### [GIVEN TASK]
Collect all lines containing the word "name" from the data.

(Excerpts from a figure dataset)
--- start ---

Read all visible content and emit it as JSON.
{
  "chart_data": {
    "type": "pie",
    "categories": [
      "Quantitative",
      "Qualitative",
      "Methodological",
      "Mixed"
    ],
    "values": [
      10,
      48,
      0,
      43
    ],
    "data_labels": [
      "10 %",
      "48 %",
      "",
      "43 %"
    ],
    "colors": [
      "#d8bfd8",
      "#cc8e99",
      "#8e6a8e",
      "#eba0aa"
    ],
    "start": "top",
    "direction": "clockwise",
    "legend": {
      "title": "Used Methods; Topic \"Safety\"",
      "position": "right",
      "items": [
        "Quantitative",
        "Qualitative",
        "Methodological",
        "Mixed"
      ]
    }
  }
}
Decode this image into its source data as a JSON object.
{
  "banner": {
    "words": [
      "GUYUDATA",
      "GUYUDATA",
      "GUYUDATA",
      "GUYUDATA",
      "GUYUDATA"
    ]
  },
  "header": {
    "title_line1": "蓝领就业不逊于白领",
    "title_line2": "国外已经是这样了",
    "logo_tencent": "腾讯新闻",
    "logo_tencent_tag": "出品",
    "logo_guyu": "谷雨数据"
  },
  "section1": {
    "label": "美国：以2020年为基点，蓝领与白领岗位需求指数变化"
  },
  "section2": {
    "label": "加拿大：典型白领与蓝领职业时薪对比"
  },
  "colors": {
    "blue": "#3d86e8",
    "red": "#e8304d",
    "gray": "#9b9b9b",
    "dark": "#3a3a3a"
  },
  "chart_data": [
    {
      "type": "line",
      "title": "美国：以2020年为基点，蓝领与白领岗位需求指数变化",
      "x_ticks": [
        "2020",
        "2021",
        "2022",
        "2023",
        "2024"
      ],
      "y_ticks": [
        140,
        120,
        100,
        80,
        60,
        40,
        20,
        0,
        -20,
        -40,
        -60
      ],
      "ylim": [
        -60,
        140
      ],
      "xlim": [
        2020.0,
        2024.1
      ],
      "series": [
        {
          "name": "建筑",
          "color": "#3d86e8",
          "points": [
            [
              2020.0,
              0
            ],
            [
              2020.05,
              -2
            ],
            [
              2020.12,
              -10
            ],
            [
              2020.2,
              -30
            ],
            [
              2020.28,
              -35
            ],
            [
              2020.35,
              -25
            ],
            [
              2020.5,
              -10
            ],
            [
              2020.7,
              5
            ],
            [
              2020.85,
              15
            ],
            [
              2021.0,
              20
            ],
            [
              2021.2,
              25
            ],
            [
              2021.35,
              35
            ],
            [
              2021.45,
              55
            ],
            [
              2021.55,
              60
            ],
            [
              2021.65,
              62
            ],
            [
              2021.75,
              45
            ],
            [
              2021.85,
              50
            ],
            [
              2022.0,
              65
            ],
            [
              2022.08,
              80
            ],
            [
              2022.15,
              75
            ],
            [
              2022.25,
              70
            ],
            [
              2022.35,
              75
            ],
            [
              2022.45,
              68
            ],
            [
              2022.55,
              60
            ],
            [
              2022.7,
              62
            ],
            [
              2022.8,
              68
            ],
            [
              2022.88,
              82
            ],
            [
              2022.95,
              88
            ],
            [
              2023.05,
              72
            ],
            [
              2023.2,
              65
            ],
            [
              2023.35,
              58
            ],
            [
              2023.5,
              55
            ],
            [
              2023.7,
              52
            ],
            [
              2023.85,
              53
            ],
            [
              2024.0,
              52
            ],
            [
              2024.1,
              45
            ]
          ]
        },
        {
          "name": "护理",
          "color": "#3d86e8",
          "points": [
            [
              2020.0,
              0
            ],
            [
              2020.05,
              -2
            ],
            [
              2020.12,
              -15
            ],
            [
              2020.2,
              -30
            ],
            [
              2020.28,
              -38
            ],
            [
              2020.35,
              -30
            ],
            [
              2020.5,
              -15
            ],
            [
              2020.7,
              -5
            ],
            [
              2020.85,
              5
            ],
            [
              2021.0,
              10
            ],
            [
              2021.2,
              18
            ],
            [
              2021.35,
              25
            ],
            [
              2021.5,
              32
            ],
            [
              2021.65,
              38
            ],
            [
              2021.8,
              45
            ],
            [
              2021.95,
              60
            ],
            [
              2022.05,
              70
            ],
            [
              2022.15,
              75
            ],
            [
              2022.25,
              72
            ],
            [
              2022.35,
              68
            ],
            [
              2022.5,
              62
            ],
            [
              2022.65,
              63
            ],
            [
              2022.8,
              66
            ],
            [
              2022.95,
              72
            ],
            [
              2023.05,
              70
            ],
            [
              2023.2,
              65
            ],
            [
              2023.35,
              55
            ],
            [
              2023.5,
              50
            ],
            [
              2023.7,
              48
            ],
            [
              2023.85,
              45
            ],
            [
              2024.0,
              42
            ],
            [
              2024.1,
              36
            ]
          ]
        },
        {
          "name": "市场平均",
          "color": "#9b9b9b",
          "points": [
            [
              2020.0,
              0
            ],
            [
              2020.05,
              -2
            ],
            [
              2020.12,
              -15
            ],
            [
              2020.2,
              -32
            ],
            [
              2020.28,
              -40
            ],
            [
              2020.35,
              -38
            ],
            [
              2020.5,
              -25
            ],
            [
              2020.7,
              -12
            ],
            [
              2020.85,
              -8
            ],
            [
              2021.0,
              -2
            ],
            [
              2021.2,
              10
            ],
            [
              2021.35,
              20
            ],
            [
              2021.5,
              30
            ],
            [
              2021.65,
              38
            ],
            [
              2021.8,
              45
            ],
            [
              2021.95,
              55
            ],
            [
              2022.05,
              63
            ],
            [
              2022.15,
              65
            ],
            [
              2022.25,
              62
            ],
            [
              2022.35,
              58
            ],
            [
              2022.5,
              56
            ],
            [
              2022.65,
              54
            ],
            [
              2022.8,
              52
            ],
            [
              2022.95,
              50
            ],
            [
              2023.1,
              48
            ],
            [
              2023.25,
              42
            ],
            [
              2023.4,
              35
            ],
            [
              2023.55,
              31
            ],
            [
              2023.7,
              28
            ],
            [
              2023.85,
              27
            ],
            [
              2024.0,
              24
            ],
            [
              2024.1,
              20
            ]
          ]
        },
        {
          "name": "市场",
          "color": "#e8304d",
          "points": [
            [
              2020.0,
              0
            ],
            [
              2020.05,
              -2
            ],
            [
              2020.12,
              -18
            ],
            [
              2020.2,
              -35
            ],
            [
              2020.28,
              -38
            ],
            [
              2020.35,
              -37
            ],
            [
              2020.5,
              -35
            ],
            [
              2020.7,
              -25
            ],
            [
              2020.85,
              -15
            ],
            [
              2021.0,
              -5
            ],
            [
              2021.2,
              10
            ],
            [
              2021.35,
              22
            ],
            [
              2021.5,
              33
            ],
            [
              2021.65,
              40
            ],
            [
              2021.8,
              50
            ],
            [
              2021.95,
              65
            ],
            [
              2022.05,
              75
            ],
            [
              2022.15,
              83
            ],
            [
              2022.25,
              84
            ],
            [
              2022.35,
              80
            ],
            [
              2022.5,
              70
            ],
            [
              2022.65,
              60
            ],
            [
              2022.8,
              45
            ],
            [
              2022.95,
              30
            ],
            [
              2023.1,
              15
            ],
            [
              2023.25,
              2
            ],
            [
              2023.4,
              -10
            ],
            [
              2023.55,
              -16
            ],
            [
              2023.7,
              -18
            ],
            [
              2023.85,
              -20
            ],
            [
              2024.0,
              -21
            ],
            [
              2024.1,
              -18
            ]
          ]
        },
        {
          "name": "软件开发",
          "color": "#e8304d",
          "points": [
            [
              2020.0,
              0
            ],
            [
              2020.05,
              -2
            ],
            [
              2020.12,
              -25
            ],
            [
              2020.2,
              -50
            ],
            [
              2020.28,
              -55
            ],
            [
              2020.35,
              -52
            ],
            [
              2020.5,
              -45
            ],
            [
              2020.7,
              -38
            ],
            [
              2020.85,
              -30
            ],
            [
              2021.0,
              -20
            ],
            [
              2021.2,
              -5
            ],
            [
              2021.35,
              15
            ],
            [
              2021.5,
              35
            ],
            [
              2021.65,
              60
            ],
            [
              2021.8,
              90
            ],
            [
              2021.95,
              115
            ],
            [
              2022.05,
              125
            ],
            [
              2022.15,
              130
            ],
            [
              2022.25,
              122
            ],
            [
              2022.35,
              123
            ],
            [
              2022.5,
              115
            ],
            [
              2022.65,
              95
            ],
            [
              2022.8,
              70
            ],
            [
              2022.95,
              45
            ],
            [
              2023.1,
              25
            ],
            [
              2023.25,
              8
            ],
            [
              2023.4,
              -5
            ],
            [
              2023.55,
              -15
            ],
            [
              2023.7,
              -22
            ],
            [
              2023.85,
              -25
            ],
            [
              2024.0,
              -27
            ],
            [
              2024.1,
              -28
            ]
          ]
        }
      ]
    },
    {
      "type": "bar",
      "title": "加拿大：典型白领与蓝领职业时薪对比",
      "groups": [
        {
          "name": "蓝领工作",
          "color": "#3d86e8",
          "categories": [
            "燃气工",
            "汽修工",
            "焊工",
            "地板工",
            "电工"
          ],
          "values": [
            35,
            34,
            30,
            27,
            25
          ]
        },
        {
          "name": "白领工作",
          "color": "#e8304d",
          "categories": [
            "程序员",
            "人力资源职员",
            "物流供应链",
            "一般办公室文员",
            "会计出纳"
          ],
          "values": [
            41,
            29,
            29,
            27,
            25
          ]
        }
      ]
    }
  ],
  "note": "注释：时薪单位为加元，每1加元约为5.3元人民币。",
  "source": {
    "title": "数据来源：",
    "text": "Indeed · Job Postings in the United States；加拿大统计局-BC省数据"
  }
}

--- end ---

### [THE COMPLETED TASK]
          "name": "建筑",
          "name": "护理",
          "name": "市场平均",
          "name": "市场",
          "name": "软件开发",
          "name": "蓝领工作",
          "name": "白领工作",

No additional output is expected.